(Instructions to follow) Pull out all lines from the listing below in which the word "Level" appears.
** START Exercise materials **
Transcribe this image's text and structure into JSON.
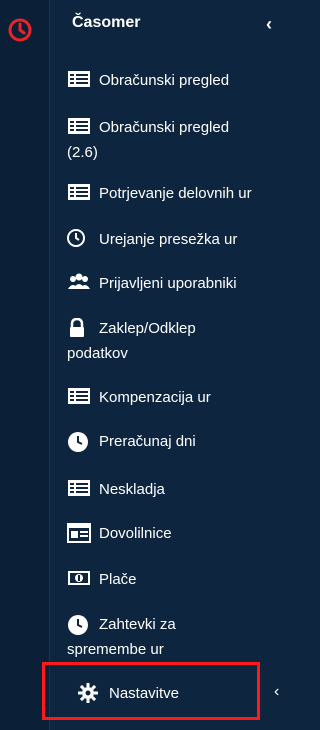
{
  "app": {
    "title": "Časomer",
    "collapse_glyph": "‹"
  },
  "colors": {
    "background": "#0e2540",
    "rail": "#0b1f37",
    "logo": "#e8262a",
    "highlight": "#ff1a1a",
    "text": "#ffffff"
  },
  "menu": {
    "items": [
      {
        "label": "Obračunski pregled",
        "icon": "table-icon"
      },
      {
        "label": "Obračunski pregled",
        "label2": "(2.6)",
        "icon": "table-icon"
      },
      {
        "label": "Potrjevanje delovnih ur",
        "icon": "table-icon"
      },
      {
        "label": "Urejanje presežka ur",
        "icon": "clock-icon"
      },
      {
        "label": "Prijavljeni uporabniki",
        "icon": "users-icon"
      },
      {
        "label": "Zaklep/Odklep",
        "label2": "podatkov",
        "icon": "lock-icon"
      },
      {
        "label": "Kompenzacija ur",
        "icon": "table-icon"
      },
      {
        "label": "Preračunaj dni",
        "icon": "clock-icon"
      },
      {
        "label": "Neskladja",
        "icon": "table-icon"
      },
      {
        "label": "Dovolilnice",
        "icon": "card-icon"
      },
      {
        "label": "Plače",
        "icon": "money-icon"
      },
      {
        "label": "Zahtevki za",
        "label2": "spremembe ur",
        "icon": "clock-icon"
      }
    ],
    "settings": {
      "label": "Nastavitve",
      "icon": "gear-icon",
      "chevron": "‹"
    }
  }
}
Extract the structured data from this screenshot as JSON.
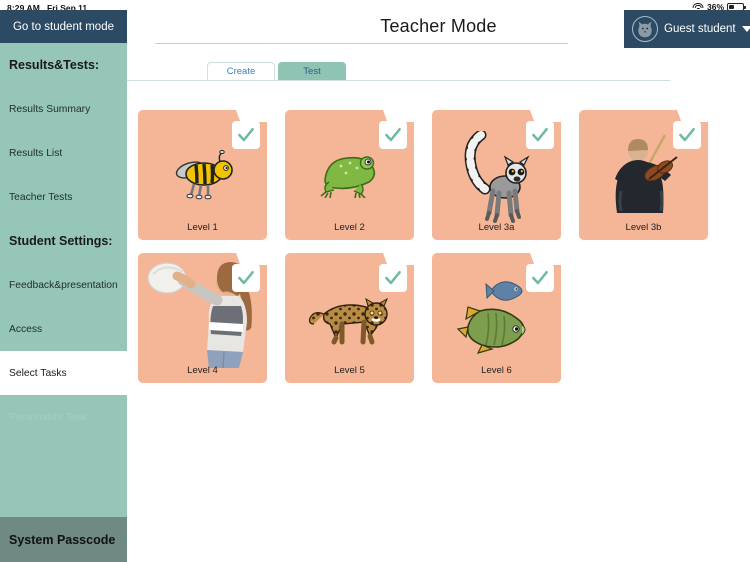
{
  "statusbar": {
    "time": "8:29 AM",
    "date": "Fri Sep 11",
    "wifi_icon": "wifi-icon",
    "battery_percent": "36%",
    "battery_icon": "battery-icon"
  },
  "sidebar": {
    "student_mode_button": "Go to student mode",
    "items": [
      {
        "label": "Results&Tests:",
        "type": "section"
      },
      {
        "label": "Results Summary",
        "type": "item"
      },
      {
        "label": "Results List",
        "type": "item"
      },
      {
        "label": "Teacher Tests",
        "type": "item"
      },
      {
        "label": "Student Settings:",
        "type": "section"
      },
      {
        "label": "Feedback&presentation",
        "type": "item"
      },
      {
        "label": "Access",
        "type": "item"
      },
      {
        "label": "Select Tasks",
        "type": "item",
        "state": "selected"
      },
      {
        "label": "Personalize Task",
        "type": "item",
        "state": "disabled"
      }
    ],
    "passcode": "System Passcode"
  },
  "header": {
    "title": "Teacher Mode",
    "guest_button": "Guest student",
    "avatar_icon": "cat-avatar-icon",
    "caret_icon": "chevron-down-icon"
  },
  "tabs": [
    {
      "label": "Create",
      "active": false
    },
    {
      "label": "Test",
      "active": true
    }
  ],
  "cards": [
    {
      "label": "Level 1",
      "art": "bee-icon",
      "checked": true
    },
    {
      "label": "Level 2",
      "art": "frog-icon",
      "checked": true
    },
    {
      "label": "Level 3a",
      "art": "lemur-icon",
      "checked": true
    },
    {
      "label": "Level 3b",
      "art": "violinist-icon",
      "checked": true
    },
    {
      "label": "Level 4",
      "art": "ballthrow-icon",
      "checked": true
    },
    {
      "label": "Level 5",
      "art": "leopard-icon",
      "checked": true
    },
    {
      "label": "Level 6",
      "art": "fish-icon",
      "checked": true
    }
  ],
  "colors": {
    "sidebar": "#95C6B7",
    "navy": "#2C4A63",
    "card": "#F4B696",
    "passcode_bar": "#6E8A82",
    "check": "#6FB9A3",
    "tab_active": "#8FC3B4"
  }
}
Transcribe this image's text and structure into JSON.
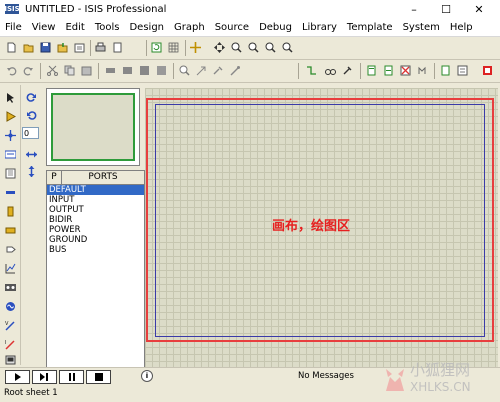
{
  "window": {
    "app_icon_text": "ISIS",
    "title": "UNTITLED - ISIS Professional",
    "controls": {
      "minimize": "–",
      "maximize": "☐",
      "close": "✕"
    }
  },
  "menu": [
    "File",
    "View",
    "Edit",
    "Tools",
    "Design",
    "Graph",
    "Source",
    "Debug",
    "Library",
    "Template",
    "System",
    "Help"
  ],
  "toolbar_icons": {
    "row1": [
      "new-file-icon",
      "open-folder-icon",
      "save-icon",
      "import-icon",
      "export-icon",
      "print-icon",
      "print-area-icon",
      "refresh-icon",
      "grid-toggle-icon",
      "origin-icon",
      "pan-icon",
      "zoom-in-icon",
      "zoom-out-icon",
      "zoom-all-icon",
      "zoom-area-icon"
    ],
    "row2": [
      "undo-icon",
      "redo-icon",
      "cut-icon",
      "copy-icon",
      "paste-icon",
      "block-copy-icon",
      "block-move-icon",
      "block-rotate-icon",
      "block-delete-icon",
      "pick-device-icon",
      "make-device-icon",
      "package-tool-icon",
      "decompose-icon",
      "wire-autorouter-icon",
      "search-tag-icon",
      "property-tool-icon",
      "new-sheet-icon",
      "remove-sheet-icon",
      "goto-sheet-icon",
      "bom-icon",
      "netlist-icon",
      "ares-icon"
    ]
  },
  "left_toolbar_icons": [
    "select-arrow-icon",
    "component-icon",
    "junction-dot-icon",
    "wire-label-icon",
    "text-script-icon",
    "bus-icon",
    "subcircuit-icon",
    "terminals-icon",
    "device-pin-icon",
    "graph-icon",
    "tape-recorder-icon",
    "generator-icon",
    "voltage-probe-icon",
    "current-probe-icon",
    "virtual-instrument-icon"
  ],
  "rotation": {
    "clockwise_icon": "rotate-cw-icon",
    "anticlockwise_icon": "rotate-ccw-icon",
    "angle_value": "0",
    "mirror_x_icon": "mirror-horizontal-icon",
    "mirror_y_icon": "mirror-vertical-icon"
  },
  "selector": {
    "tab_label": "P",
    "header": "PORTS",
    "items": [
      {
        "label": "DEFAULT",
        "selected": true
      },
      {
        "label": "INPUT",
        "selected": false
      },
      {
        "label": "OUTPUT",
        "selected": false
      },
      {
        "label": "BIDIR",
        "selected": false
      },
      {
        "label": "POWER",
        "selected": false
      },
      {
        "label": "GROUND",
        "selected": false
      },
      {
        "label": "BUS",
        "selected": false
      }
    ]
  },
  "canvas": {
    "label": "画布，绘图区"
  },
  "status": {
    "messages": "No Messages",
    "sheet": "Root sheet 1",
    "sim_buttons": [
      "play-icon",
      "step-icon",
      "pause-icon",
      "stop-icon"
    ]
  },
  "watermark": {
    "text_cn": "小狐狸网",
    "text_en": "XHLKS.CN"
  },
  "colors": {
    "sheet_border": "#e83e3e",
    "sheet_inner_border": "#3a3aa8",
    "overview_frame": "#2e9b3a",
    "selected_item": "#3169c6",
    "canvas_bg": "#dcdcc8",
    "annotation_text": "#e62020"
  }
}
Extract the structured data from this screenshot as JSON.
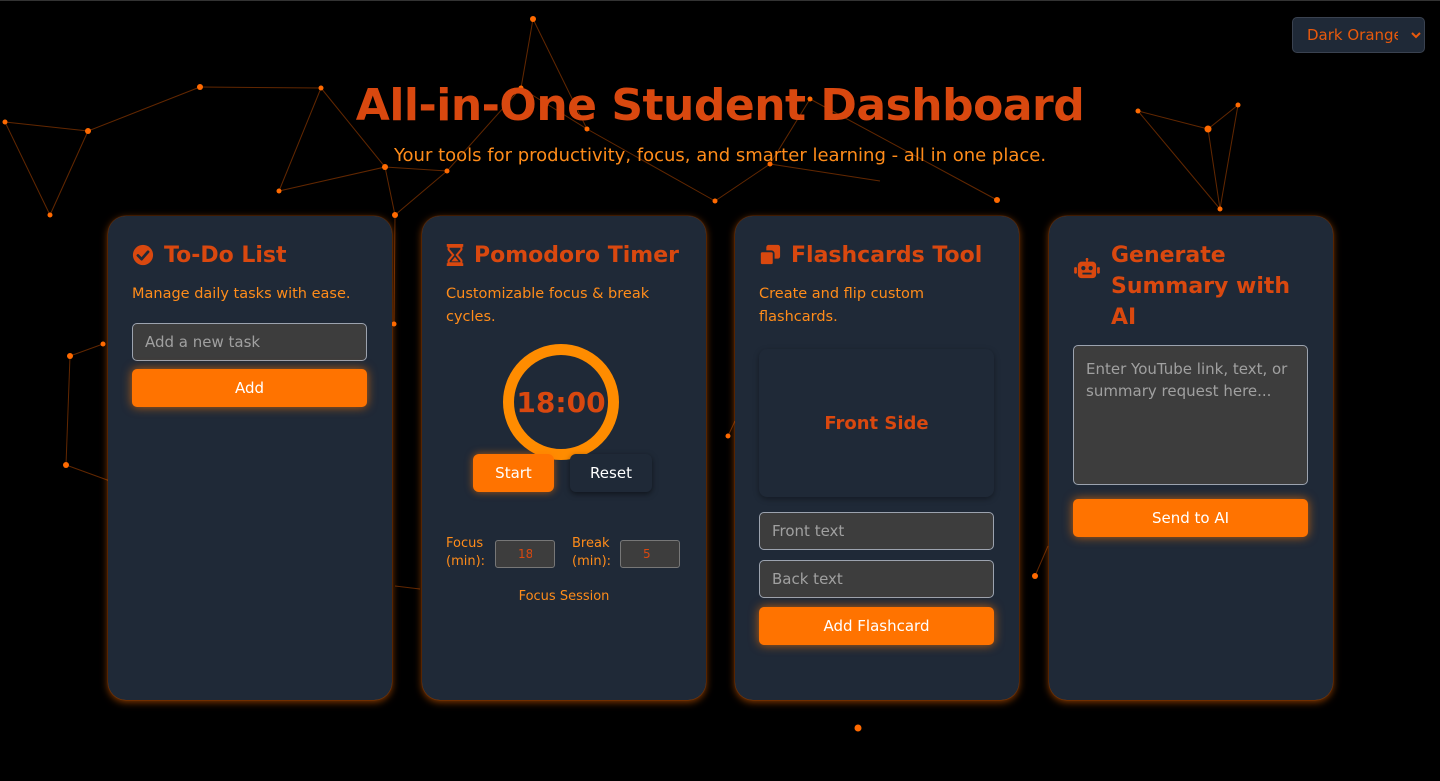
{
  "theme_select": {
    "selected": "Dark Orange"
  },
  "header": {
    "title": "All-in-One Student Dashboard",
    "subtitle": "Your tools for productivity, focus, and smarter learning - all in one place."
  },
  "todo": {
    "icon": "check-circle-icon",
    "title": "To-Do List",
    "description": "Manage daily tasks with ease.",
    "input_placeholder": "Add a new task",
    "add_label": "Add"
  },
  "pomodoro": {
    "icon": "hourglass-icon",
    "title": "Pomodoro Timer",
    "description": "Customizable focus & break cycles.",
    "time": "18:00",
    "start_label": "Start",
    "reset_label": "Reset",
    "focus_label": "Focus (min):",
    "focus_value": "18",
    "break_label": "Break (min):",
    "break_value": "5",
    "session_label": "Focus Session"
  },
  "flashcards": {
    "icon": "copy-icon",
    "title": "Flashcards Tool",
    "description": "Create and flip custom flashcards.",
    "card_text": "Front Side",
    "front_placeholder": "Front text",
    "back_placeholder": "Back text",
    "add_label": "Add Flashcard"
  },
  "ai": {
    "icon": "robot-icon",
    "title": "Generate Summary with AI",
    "textarea_placeholder": "Enter YouTube link, text, or summary request here...",
    "send_label": "Send to AI"
  },
  "colors": {
    "background": "#000000",
    "card": "#1f2937",
    "title": "#d9480f",
    "accent": "#ff7300",
    "text_accent": "#ff8c1a"
  }
}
** END Exercise materials **
(Output of the task)
      "label": "Level 1",
      "label": "Level 2",
      "label": "Level 3a",
      "label": "Level 3b",
      "label": "Level 4",
      "label": "Level 5",
      "label": "Level 6",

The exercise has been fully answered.